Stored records
======
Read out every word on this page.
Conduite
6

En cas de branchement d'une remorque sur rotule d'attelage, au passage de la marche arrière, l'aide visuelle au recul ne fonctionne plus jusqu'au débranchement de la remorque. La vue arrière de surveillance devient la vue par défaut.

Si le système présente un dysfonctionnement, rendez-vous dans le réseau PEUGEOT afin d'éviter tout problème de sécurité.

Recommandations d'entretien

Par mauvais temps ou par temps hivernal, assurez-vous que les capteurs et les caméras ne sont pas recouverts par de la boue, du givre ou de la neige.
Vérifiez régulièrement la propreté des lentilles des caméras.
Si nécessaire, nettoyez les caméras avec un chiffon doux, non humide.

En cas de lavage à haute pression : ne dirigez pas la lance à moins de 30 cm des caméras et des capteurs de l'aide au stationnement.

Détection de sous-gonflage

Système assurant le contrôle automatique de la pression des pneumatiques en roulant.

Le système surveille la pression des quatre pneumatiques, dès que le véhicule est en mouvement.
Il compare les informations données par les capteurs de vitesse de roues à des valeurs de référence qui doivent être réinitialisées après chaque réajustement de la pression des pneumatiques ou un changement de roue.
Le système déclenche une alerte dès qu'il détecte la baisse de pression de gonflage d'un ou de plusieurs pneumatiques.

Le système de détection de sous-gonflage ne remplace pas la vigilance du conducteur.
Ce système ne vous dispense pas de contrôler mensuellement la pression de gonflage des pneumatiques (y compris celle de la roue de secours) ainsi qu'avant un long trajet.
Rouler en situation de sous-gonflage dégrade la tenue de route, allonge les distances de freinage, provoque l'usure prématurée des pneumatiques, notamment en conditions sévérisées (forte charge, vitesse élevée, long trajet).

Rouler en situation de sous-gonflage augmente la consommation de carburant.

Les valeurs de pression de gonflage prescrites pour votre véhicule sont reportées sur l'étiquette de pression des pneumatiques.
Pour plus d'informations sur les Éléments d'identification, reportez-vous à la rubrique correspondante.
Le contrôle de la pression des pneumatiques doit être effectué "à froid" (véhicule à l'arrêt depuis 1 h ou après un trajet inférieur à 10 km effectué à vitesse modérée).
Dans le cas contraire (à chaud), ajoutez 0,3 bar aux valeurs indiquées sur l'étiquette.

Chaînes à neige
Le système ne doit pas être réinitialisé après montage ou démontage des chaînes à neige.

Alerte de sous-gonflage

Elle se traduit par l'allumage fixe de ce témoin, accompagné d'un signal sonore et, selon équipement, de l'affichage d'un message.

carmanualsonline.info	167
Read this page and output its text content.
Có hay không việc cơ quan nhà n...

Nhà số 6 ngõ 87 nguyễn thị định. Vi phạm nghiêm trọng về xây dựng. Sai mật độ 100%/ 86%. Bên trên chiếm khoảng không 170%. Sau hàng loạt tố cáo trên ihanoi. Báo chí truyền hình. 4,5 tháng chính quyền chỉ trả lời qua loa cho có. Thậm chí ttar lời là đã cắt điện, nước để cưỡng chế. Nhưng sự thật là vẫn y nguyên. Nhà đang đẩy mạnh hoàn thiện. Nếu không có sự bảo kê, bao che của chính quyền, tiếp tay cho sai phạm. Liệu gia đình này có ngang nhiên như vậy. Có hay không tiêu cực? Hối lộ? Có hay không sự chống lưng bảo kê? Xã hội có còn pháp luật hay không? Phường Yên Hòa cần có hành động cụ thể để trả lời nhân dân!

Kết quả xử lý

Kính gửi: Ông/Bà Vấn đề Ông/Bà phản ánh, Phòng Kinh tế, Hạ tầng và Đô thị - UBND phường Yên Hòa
======
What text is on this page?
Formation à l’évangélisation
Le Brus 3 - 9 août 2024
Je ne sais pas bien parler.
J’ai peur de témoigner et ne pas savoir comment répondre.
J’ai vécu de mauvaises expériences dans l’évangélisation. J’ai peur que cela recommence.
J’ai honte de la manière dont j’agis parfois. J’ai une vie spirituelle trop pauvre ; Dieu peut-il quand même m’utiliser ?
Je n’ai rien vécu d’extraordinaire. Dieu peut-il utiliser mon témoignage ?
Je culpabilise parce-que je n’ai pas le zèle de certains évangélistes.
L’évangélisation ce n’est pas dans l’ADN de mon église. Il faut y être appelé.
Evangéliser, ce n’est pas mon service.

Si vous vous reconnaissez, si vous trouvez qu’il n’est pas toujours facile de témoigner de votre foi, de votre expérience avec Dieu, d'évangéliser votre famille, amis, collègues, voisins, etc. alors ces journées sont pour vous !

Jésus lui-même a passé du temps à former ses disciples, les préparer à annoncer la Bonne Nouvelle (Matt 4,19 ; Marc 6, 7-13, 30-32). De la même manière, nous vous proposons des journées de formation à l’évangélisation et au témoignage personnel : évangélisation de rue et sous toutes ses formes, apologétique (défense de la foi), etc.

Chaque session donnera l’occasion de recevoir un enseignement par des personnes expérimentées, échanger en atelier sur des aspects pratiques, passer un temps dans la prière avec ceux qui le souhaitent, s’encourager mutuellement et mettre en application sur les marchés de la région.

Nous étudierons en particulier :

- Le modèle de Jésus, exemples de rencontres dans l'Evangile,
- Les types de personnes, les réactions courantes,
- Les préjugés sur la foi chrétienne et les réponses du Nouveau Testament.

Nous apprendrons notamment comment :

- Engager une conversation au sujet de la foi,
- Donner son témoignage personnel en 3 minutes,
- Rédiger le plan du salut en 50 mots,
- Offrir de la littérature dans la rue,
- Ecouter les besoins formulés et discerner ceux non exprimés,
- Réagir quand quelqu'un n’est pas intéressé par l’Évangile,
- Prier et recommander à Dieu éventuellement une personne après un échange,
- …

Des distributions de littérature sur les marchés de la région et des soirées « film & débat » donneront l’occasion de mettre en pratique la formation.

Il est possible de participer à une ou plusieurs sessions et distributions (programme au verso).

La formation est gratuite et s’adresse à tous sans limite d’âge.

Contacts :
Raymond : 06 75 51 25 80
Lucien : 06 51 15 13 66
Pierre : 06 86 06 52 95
======
> **DO THIS**
Look through the data and gather every line with the string "text" in it.

> **FULL ANSWER**
Read this page and output its text content.
What text is on this page?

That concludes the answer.